• **INPUT DATA**
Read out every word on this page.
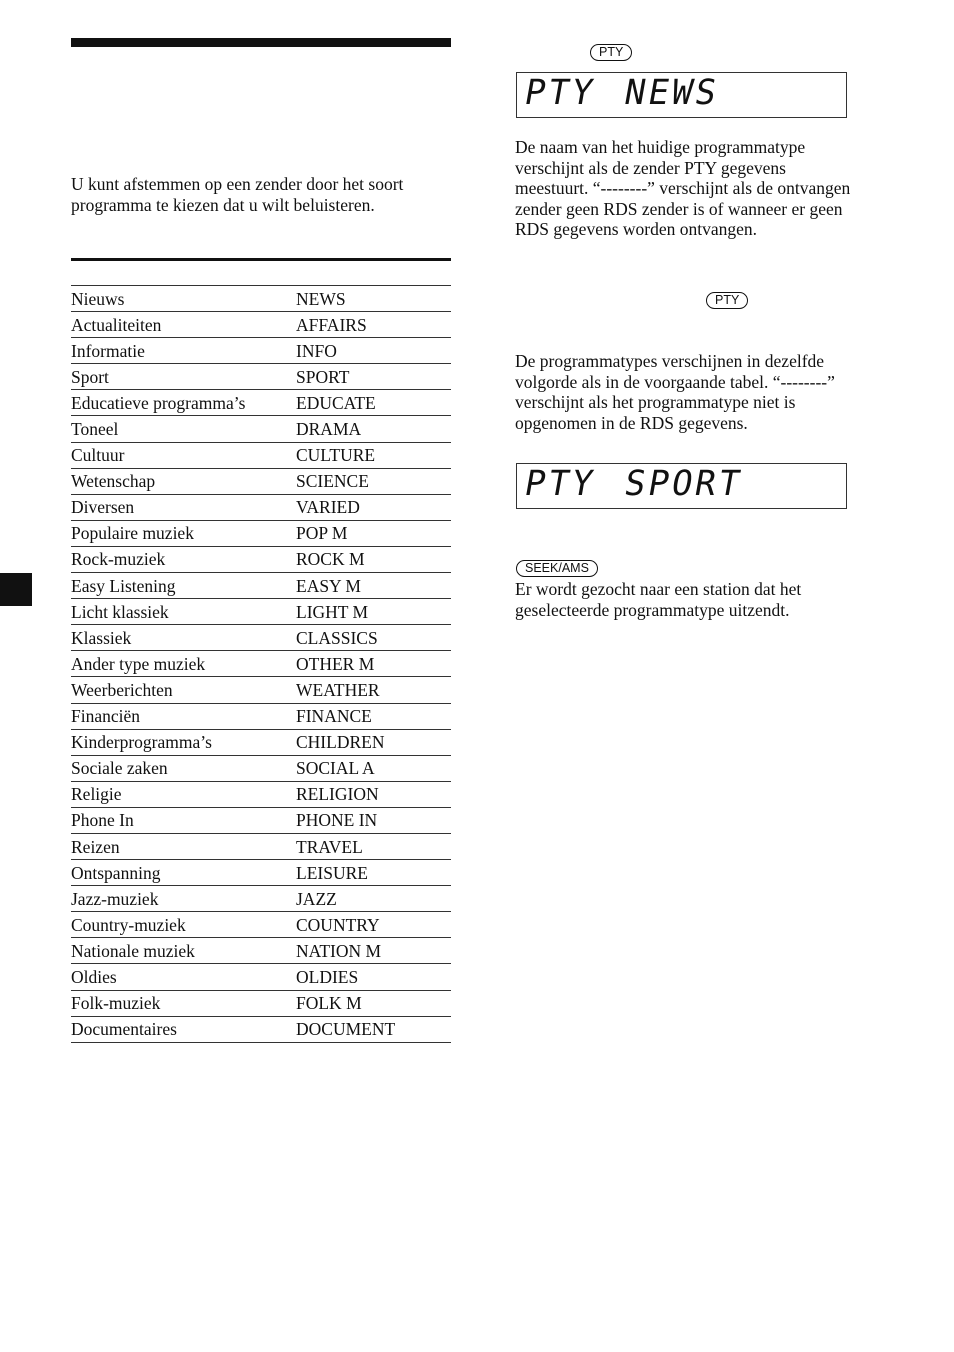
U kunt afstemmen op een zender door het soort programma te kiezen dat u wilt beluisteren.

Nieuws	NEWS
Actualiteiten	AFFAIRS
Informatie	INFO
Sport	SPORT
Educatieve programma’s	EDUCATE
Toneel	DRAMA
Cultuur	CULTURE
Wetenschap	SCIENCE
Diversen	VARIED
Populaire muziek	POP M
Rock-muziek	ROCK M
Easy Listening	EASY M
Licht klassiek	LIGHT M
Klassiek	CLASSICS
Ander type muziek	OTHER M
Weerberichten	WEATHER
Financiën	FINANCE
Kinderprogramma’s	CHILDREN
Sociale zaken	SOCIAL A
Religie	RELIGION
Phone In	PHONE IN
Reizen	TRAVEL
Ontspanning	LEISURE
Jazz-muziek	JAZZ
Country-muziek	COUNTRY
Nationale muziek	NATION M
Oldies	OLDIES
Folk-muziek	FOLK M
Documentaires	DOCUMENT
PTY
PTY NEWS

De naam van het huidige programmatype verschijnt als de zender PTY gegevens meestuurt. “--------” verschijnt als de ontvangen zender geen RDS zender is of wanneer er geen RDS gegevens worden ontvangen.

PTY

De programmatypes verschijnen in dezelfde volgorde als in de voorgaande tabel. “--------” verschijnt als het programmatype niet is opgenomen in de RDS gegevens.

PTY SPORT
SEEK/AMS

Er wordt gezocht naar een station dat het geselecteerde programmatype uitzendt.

...

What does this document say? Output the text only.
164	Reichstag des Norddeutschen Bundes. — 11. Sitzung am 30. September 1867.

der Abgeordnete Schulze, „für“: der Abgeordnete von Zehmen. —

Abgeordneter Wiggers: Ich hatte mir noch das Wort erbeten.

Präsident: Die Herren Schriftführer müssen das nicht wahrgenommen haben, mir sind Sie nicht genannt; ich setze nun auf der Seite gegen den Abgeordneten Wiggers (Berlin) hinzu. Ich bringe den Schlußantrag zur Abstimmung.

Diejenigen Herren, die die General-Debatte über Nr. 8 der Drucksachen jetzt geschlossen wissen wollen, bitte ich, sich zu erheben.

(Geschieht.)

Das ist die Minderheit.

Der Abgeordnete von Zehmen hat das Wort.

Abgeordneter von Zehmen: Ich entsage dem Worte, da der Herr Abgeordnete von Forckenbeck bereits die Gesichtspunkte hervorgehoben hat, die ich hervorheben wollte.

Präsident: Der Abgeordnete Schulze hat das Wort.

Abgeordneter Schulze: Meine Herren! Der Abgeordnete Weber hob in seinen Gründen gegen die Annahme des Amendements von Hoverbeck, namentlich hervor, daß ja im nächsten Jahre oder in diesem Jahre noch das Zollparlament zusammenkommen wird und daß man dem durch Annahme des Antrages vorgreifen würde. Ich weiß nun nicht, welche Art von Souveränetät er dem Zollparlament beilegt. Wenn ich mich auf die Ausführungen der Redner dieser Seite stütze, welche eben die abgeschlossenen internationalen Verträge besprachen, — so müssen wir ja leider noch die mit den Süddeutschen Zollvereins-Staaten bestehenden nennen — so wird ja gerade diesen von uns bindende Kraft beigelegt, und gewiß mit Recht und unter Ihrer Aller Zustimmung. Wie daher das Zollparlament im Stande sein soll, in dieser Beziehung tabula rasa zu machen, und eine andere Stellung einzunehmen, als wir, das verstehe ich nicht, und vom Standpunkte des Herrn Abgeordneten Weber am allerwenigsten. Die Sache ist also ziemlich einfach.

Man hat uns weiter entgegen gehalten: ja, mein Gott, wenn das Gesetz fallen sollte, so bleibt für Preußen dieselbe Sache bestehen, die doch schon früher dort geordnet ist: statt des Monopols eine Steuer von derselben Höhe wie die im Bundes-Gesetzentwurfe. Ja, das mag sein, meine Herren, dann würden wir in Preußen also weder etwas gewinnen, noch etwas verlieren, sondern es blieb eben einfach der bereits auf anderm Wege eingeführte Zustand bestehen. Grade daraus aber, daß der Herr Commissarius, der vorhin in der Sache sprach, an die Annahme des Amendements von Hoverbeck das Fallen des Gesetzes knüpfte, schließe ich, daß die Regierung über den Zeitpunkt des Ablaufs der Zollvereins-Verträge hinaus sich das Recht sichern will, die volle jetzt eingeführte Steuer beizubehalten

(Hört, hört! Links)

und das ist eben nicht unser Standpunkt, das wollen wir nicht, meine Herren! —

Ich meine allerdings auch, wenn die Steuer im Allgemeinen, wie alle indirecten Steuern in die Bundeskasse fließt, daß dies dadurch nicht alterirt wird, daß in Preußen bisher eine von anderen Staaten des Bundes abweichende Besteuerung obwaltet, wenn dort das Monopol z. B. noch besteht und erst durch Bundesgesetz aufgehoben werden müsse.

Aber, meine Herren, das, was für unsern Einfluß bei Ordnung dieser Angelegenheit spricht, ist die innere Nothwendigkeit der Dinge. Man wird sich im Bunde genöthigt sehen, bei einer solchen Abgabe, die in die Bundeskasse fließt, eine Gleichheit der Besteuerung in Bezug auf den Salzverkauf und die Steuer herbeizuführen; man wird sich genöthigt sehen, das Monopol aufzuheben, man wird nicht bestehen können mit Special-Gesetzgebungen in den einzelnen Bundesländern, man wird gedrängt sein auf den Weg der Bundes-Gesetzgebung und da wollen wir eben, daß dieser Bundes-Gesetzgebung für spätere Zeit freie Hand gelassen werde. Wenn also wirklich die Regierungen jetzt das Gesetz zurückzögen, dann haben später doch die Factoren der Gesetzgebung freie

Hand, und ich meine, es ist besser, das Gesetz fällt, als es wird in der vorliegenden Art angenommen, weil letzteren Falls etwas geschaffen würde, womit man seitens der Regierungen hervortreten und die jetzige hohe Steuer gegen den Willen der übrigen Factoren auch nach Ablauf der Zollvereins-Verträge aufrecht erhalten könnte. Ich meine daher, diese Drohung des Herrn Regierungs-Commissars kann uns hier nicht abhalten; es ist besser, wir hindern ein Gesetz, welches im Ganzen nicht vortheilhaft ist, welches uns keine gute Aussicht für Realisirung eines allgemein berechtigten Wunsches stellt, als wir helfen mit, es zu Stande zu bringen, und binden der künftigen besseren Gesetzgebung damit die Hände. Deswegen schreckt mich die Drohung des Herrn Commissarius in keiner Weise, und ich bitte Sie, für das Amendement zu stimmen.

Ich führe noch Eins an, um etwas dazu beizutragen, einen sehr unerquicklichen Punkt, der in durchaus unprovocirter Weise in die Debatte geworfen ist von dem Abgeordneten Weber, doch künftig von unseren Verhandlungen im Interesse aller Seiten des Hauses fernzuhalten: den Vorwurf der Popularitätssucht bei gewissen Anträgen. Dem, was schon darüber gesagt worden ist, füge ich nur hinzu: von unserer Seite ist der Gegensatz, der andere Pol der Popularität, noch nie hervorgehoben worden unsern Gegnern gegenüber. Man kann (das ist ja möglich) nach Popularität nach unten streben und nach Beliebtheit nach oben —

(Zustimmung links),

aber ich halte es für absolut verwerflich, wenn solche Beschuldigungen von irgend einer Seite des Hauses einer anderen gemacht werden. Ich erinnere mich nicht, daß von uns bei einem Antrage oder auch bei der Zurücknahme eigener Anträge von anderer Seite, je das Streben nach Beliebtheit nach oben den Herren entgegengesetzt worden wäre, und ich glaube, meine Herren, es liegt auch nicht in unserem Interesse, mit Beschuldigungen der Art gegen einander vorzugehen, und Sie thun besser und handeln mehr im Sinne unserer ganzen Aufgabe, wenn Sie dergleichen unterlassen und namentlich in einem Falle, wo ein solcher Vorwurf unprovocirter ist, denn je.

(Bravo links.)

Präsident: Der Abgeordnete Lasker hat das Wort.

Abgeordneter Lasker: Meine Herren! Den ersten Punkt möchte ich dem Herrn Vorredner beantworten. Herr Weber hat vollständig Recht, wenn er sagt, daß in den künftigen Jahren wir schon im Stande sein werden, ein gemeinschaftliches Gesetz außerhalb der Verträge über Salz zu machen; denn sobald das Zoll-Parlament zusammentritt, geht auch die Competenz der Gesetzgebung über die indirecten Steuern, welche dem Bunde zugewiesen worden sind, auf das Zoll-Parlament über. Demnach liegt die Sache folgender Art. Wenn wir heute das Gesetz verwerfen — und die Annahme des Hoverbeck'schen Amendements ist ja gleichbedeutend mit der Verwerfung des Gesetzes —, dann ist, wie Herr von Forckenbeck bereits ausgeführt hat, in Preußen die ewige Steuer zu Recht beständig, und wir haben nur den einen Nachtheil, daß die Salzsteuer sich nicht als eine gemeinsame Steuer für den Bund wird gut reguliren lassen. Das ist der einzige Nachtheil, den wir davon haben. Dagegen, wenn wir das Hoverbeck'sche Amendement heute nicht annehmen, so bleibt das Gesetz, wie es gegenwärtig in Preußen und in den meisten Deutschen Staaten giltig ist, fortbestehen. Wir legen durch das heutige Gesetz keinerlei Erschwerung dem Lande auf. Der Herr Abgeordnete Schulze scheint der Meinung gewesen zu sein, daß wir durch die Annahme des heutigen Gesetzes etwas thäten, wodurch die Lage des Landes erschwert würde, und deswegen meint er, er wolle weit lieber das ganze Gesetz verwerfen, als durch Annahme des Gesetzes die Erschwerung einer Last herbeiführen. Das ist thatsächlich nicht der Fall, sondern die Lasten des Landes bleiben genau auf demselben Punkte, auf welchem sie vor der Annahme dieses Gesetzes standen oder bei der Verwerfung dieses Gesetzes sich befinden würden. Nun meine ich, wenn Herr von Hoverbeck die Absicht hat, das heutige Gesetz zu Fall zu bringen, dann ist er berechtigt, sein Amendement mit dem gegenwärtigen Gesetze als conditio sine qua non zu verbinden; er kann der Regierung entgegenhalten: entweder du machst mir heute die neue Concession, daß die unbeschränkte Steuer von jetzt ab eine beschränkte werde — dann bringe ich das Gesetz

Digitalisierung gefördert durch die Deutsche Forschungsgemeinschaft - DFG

• **WHAT TO WORK ON**
Number of lines containing the word "Zehmen" in the listing: state it, and add no other text.

• **TASK SOLUTION**
3